TASK STATEMENT: Gather all lines with the word "جناته" in them.

Data items:
◆ ◆ ◆ ◆ ◆

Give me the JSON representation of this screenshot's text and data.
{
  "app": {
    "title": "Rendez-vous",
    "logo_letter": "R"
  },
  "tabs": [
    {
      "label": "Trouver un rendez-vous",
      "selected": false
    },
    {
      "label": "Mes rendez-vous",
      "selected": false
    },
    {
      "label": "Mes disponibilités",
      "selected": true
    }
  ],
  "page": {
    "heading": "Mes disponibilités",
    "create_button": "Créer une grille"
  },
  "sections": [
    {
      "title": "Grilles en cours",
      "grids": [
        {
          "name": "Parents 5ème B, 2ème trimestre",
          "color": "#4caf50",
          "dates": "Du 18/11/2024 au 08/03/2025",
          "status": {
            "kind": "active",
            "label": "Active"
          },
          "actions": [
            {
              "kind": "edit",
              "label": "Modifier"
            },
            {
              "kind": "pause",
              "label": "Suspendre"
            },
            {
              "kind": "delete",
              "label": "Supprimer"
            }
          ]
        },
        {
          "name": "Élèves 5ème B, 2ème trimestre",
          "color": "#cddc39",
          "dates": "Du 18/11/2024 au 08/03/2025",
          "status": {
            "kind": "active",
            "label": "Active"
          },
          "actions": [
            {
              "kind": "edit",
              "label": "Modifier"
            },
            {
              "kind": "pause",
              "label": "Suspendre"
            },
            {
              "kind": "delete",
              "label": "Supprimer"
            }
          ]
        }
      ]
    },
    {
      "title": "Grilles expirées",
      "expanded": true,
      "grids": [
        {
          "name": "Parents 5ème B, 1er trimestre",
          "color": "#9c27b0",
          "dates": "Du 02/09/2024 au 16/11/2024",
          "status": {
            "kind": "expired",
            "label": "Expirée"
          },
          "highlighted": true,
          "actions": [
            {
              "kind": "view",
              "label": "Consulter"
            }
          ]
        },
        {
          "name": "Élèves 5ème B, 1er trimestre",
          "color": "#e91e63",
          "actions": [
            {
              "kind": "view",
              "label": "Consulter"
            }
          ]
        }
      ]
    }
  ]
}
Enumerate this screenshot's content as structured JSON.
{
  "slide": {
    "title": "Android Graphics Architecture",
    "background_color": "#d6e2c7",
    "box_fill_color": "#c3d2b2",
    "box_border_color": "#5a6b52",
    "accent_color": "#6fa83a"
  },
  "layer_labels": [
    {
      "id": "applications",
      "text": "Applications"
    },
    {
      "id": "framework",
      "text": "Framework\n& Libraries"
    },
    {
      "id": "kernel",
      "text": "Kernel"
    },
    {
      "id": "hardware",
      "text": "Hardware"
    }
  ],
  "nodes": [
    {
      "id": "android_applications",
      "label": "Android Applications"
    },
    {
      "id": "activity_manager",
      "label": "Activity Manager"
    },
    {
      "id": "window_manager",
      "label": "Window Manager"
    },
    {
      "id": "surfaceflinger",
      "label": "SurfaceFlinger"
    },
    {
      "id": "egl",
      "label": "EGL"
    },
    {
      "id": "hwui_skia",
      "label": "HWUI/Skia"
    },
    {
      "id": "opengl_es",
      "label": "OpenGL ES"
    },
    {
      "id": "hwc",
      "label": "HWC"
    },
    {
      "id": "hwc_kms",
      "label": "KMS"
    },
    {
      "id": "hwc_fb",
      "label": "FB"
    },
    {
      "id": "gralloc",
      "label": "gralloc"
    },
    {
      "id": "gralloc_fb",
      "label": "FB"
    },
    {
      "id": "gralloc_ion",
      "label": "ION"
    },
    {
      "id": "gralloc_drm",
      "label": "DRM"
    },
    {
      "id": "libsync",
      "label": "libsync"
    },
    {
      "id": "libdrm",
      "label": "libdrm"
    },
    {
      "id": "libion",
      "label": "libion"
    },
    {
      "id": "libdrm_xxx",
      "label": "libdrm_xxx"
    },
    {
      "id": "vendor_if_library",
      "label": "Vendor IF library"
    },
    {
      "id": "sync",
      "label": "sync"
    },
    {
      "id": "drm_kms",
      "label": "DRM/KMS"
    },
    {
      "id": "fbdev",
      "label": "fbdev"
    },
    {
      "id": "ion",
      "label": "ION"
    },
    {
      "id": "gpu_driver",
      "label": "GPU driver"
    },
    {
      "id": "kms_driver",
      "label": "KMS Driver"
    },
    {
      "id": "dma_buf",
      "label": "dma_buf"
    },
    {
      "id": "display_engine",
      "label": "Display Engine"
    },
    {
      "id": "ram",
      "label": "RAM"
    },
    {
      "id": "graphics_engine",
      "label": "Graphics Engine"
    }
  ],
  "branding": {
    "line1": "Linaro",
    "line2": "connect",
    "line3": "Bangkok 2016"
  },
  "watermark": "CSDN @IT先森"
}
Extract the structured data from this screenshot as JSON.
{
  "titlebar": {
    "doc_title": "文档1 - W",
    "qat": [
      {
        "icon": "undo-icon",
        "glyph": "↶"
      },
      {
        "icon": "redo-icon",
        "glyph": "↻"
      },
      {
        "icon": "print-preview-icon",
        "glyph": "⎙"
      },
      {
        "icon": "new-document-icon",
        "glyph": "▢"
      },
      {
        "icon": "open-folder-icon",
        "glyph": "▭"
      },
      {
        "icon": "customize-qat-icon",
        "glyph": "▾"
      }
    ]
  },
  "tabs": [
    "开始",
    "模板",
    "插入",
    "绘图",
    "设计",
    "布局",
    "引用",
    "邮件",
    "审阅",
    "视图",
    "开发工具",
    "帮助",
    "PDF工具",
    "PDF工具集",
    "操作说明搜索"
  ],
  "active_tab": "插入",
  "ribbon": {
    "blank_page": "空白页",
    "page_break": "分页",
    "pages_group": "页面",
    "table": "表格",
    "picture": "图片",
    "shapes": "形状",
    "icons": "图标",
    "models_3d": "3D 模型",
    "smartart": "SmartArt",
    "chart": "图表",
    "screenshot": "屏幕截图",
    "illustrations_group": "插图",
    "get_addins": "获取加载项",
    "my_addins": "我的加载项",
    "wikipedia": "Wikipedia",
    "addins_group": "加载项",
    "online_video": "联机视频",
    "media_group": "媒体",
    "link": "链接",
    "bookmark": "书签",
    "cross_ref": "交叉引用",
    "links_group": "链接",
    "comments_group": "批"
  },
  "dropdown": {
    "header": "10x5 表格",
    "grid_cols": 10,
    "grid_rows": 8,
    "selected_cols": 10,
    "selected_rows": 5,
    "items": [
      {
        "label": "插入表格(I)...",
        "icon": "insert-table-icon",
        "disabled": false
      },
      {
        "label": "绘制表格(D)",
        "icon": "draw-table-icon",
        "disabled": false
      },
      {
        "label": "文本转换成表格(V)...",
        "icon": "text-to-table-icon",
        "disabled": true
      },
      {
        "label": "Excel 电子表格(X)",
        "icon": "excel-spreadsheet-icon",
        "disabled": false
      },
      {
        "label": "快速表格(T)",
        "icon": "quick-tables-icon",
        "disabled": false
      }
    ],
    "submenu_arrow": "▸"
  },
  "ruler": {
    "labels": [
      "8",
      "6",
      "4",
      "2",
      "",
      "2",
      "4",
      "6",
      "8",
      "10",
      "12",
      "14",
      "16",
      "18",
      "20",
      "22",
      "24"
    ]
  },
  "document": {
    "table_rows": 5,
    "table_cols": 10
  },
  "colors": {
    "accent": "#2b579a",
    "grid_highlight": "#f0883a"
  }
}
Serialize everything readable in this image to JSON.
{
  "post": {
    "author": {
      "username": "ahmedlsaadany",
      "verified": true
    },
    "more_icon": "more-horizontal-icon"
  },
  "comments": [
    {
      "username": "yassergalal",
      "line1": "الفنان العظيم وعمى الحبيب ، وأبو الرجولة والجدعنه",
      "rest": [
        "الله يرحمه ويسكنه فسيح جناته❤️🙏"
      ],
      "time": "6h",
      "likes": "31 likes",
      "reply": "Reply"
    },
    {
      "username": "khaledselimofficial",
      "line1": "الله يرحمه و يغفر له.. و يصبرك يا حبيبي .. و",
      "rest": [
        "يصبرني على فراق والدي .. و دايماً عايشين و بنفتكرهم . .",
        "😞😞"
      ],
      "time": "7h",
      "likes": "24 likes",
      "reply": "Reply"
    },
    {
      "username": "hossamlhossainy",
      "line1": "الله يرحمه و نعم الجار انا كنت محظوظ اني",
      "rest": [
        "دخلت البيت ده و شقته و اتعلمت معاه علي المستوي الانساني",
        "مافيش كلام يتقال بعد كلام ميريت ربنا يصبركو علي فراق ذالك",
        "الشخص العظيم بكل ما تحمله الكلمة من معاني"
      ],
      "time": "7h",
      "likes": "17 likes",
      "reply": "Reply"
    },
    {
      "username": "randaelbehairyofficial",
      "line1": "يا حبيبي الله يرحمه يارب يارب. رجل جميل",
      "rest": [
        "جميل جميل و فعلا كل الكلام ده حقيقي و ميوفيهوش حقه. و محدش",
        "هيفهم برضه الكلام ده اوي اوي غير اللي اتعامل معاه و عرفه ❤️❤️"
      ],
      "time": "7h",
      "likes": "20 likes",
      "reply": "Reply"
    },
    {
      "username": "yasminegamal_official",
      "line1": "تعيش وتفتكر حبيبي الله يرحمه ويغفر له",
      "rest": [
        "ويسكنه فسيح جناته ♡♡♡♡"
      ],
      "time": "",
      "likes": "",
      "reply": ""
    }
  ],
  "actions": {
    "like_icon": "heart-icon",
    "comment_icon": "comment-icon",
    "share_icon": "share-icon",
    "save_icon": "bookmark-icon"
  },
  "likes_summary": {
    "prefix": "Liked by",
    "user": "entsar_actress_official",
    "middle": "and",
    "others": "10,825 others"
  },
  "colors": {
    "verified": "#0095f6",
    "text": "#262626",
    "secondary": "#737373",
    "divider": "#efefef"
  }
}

◆ ◆ ◆ ◆ ◆

OUTPUT OF THE EXERCISE:
        "الله يرحمه ويسكنه فسيح جناته❤️🙏"
        "ويسكنه فسيح جناته ♡♡♡♡"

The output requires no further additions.